(Collected data)
——————————

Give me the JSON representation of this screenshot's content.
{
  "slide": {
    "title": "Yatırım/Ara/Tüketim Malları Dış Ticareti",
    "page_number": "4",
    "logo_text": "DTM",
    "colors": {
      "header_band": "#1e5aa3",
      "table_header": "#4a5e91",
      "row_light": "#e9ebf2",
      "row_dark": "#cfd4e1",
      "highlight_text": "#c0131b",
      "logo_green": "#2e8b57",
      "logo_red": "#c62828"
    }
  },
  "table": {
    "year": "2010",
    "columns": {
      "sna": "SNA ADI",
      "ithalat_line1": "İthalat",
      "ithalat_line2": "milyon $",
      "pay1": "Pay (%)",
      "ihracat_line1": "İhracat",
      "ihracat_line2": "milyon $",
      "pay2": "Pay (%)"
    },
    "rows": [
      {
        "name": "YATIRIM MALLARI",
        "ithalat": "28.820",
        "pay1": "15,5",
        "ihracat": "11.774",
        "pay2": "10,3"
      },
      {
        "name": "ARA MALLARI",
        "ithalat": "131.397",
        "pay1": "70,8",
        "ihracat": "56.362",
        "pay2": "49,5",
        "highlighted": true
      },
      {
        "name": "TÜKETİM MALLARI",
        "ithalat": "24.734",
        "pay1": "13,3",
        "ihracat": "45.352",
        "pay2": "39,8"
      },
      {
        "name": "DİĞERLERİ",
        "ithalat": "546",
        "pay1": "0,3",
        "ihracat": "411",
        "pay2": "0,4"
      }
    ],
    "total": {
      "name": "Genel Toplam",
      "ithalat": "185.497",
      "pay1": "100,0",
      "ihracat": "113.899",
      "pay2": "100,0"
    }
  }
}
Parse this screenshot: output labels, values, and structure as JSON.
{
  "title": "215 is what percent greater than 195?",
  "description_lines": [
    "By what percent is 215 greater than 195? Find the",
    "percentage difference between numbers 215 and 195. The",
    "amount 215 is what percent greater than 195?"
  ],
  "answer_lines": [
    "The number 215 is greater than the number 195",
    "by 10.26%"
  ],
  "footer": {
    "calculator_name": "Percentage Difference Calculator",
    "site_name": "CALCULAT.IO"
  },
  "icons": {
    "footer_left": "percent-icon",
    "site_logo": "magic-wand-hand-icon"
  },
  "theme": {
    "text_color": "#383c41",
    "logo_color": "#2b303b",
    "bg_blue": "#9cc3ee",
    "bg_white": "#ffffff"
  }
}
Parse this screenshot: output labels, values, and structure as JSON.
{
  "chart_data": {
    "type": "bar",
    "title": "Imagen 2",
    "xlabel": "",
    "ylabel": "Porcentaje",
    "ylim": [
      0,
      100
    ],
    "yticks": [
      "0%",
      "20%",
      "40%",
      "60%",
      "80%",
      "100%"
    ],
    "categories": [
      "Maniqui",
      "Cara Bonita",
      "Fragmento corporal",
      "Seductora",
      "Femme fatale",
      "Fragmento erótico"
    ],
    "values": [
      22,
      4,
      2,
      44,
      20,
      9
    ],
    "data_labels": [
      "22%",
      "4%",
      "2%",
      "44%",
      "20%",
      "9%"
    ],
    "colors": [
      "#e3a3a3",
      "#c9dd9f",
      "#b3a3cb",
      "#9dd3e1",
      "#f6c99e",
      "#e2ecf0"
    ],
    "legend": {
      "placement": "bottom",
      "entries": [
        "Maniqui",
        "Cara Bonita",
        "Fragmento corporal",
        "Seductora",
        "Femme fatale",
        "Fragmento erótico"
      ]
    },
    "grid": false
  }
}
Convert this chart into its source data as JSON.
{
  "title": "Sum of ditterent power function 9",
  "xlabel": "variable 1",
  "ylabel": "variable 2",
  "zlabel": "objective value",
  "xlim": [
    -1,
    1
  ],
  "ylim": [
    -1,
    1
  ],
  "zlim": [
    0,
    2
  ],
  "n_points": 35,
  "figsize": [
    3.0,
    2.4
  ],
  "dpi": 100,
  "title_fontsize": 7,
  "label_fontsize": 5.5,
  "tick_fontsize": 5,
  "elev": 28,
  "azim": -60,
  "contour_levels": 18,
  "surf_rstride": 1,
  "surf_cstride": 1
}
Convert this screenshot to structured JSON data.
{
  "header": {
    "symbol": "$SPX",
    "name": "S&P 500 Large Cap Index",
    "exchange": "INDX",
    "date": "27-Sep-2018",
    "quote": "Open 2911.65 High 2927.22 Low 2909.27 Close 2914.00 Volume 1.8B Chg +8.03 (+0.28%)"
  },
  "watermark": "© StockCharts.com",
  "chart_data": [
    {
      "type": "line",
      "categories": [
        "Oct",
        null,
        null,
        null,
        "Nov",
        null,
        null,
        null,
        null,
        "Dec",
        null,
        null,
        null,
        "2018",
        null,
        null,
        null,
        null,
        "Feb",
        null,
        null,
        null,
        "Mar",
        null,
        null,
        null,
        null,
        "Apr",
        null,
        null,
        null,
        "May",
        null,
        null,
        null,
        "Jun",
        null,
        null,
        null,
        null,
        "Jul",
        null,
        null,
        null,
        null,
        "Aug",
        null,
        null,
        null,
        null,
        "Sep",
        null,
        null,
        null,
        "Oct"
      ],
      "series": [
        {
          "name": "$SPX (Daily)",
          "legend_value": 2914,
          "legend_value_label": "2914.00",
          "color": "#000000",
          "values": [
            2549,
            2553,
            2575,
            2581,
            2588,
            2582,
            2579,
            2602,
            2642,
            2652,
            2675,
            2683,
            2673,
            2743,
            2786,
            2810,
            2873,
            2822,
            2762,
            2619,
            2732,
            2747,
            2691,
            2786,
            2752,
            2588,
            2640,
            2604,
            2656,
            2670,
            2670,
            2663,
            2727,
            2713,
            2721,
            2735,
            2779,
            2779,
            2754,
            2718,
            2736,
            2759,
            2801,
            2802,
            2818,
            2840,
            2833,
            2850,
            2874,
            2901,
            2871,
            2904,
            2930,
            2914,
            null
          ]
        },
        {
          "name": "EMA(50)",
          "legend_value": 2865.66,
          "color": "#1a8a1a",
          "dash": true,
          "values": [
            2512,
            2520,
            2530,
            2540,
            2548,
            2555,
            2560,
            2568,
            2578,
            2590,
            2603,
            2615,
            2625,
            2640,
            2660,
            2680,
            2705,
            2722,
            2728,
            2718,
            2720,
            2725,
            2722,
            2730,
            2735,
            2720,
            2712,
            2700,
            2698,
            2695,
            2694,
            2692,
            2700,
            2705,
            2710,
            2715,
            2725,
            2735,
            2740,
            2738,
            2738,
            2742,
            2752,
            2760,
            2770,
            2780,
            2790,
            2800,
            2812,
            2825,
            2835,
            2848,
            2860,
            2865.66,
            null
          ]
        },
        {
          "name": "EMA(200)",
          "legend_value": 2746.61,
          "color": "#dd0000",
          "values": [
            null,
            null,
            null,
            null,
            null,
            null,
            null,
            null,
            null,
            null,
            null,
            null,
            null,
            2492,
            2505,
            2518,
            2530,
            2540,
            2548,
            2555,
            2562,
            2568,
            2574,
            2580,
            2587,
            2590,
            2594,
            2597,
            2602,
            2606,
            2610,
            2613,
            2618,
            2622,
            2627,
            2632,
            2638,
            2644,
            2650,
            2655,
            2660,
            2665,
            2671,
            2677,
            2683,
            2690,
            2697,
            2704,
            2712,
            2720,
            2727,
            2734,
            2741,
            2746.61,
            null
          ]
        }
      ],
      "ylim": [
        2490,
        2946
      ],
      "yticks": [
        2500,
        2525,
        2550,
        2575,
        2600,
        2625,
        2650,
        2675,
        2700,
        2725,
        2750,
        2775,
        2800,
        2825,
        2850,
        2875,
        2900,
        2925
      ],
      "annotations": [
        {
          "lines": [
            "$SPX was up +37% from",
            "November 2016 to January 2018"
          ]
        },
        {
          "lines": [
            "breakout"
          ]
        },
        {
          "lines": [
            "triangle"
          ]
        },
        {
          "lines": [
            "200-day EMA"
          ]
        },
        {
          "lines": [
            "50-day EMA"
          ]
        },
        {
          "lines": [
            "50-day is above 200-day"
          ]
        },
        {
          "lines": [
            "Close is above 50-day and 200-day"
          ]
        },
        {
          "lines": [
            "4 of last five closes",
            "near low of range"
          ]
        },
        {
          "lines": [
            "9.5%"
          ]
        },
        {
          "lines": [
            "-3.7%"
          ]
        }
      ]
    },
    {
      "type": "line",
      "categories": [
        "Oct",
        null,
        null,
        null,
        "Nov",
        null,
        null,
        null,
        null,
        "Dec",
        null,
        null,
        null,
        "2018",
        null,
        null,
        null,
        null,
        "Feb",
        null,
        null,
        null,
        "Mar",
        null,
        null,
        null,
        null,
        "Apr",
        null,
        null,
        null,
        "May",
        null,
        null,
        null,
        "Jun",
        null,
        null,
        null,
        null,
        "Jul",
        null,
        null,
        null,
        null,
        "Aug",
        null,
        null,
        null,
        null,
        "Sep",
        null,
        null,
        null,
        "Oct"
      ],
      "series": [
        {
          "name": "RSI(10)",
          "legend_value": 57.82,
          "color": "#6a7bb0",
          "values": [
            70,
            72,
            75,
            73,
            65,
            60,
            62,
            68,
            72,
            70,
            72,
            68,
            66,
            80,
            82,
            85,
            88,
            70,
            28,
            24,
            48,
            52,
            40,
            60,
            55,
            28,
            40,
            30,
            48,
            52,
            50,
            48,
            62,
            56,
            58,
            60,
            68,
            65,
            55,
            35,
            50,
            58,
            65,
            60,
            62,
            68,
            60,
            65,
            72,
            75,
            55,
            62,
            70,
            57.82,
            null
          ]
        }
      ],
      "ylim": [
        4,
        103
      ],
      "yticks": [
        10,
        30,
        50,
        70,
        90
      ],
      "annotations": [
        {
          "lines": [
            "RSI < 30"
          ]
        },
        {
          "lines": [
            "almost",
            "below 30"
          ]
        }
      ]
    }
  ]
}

——————————

EXERCISE → Pull out all lines from the listing that contain the string "JSON".

SOLUTION TO THIS TASK →
Give me the JSON representation of this screenshot's content.
Parse this screenshot: output labels, values, and structure as JSON.
Parse this screenshot: output labels, values, and structure as JSON.
Convert this chart into its source data as JSON.
Convert this screenshot to structured JSON data.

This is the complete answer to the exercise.